• _WHAT YOU WILL DO_: Would it be possible to write out each entry below exactly, without the pictures?
-- BEGIN --
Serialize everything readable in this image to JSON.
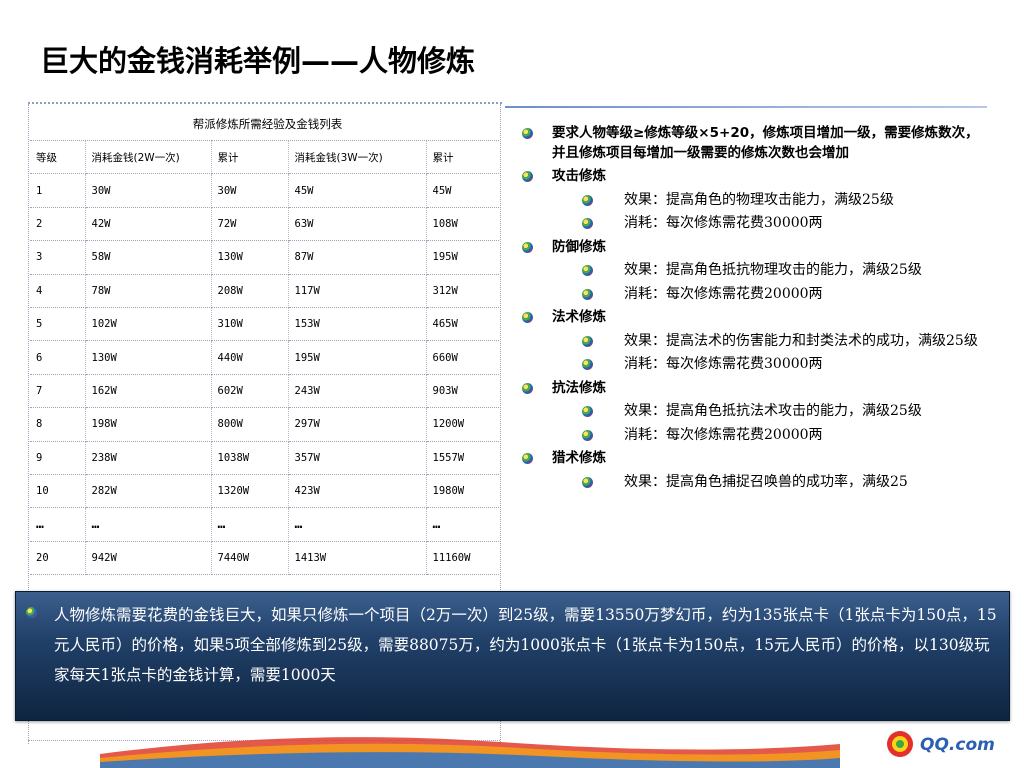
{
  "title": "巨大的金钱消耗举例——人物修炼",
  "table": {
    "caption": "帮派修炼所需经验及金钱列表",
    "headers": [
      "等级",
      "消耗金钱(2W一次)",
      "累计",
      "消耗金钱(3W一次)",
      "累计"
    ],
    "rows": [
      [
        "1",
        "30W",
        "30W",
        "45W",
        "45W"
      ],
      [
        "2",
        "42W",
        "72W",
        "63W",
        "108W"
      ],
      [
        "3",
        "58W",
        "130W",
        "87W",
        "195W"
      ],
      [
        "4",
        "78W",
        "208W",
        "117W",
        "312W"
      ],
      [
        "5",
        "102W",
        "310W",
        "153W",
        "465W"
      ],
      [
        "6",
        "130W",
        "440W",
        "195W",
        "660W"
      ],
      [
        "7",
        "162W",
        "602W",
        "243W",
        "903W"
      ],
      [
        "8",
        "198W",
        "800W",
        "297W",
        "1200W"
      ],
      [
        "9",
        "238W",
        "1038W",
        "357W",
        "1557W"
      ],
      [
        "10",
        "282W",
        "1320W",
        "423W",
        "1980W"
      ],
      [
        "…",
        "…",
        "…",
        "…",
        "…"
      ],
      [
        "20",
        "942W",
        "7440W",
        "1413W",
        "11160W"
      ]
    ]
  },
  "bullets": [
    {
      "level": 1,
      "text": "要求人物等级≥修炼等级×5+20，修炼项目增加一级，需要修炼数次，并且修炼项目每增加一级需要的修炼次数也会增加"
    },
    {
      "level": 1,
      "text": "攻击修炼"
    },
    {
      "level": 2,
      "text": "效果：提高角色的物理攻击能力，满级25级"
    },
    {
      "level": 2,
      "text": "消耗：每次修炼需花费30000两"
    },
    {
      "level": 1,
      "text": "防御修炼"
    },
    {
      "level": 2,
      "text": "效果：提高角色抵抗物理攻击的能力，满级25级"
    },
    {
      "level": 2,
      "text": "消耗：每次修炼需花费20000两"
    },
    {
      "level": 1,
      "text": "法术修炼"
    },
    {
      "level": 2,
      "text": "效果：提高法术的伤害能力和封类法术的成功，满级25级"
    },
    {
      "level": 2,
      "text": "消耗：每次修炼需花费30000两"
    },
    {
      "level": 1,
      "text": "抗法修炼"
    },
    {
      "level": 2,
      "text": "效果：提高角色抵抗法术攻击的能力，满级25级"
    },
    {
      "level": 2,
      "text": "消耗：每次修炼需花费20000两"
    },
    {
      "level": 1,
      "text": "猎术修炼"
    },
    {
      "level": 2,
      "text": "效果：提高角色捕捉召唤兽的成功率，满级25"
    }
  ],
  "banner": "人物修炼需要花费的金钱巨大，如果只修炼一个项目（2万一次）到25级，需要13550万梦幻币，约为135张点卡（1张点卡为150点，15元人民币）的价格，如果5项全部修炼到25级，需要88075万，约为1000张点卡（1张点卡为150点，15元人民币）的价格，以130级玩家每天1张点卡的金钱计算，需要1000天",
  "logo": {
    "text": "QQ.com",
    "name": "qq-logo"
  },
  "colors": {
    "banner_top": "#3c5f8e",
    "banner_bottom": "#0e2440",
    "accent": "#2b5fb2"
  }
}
-- END --
• _RESULT BELOW_:
Serialize everything readable in this image to JSON.
{
  "title": "巨大的金钱消耗举例——人物修炼",
  "table": {
    "caption": "帮派修炼所需经验及金钱列表",
    "headers": [
      "等级",
      "消耗金钱(2W一次)",
      "累计",
      "消耗金钱(3W一次)",
      "累计"
    ],
    "rows": [
      [
        "1",
        "30W",
        "30W",
        "45W",
        "45W"
      ],
      [
        "2",
        "42W",
        "72W",
        "63W",
        "108W"
      ],
      [
        "3",
        "58W",
        "130W",
        "87W",
        "195W"
      ],
      [
        "4",
        "78W",
        "208W",
        "117W",
        "312W"
      ],
      [
        "5",
        "102W",
        "310W",
        "153W",
        "465W"
      ],
      [
        "6",
        "130W",
        "440W",
        "195W",
        "660W"
      ],
      [
        "7",
        "162W",
        "602W",
        "243W",
        "903W"
      ],
      [
        "8",
        "198W",
        "800W",
        "297W",
        "1200W"
      ],
      [
        "9",
        "238W",
        "1038W",
        "357W",
        "1557W"
      ],
      [
        "10",
        "282W",
        "1320W",
        "423W",
        "1980W"
      ],
      [
        "…",
        "…",
        "…",
        "…",
        "…"
      ],
      [
        "20",
        "942W",
        "7440W",
        "1413W",
        "11160W"
      ]
    ]
  },
  "bullets": [
    {
      "level": 1,
      "text": "要求人物等级≥修炼等级×5+20，修炼项目增加一级，需要修炼数次，并且修炼项目每增加一级需要的修炼次数也会增加"
    },
    {
      "level": 1,
      "text": "攻击修炼"
    },
    {
      "level": 2,
      "text": "效果：提高角色的物理攻击能力，满级25级"
    },
    {
      "level": 2,
      "text": "消耗：每次修炼需花费30000两"
    },
    {
      "level": 1,
      "text": "防御修炼"
    },
    {
      "level": 2,
      "text": "效果：提高角色抵抗物理攻击的能力，满级25级"
    },
    {
      "level": 2,
      "text": "消耗：每次修炼需花费20000两"
    },
    {
      "level": 1,
      "text": "法术修炼"
    },
    {
      "level": 2,
      "text": "效果：提高法术的伤害能力和封类法术的成功，满级25级"
    },
    {
      "level": 2,
      "text": "消耗：每次修炼需花费30000两"
    },
    {
      "level": 1,
      "text": "抗法修炼"
    },
    {
      "level": 2,
      "text": "效果：提高角色抵抗法术攻击的能力，满级25级"
    },
    {
      "level": 2,
      "text": "消耗：每次修炼需花费20000两"
    },
    {
      "level": 1,
      "text": "猎术修炼"
    },
    {
      "level": 2,
      "text": "效果：提高角色捕捉召唤兽的成功率，满级25"
    }
  ],
  "banner": "人物修炼需要花费的金钱巨大，如果只修炼一个项目（2万一次）到25级，需要13550万梦幻币，约为135张点卡（1张点卡为150点，15元人民币）的价格，如果5项全部修炼到25级，需要88075万，约为1000张点卡（1张点卡为150点，15元人民币）的价格，以130级玩家每天1张点卡的金钱计算，需要1000天",
  "logo": {
    "text": "QQ.com",
    "name": "qq-logo"
  },
  "colors": {
    "banner_top": "#3c5f8e",
    "banner_bottom": "#0e2440",
    "accent": "#2b5fb2"
  }
}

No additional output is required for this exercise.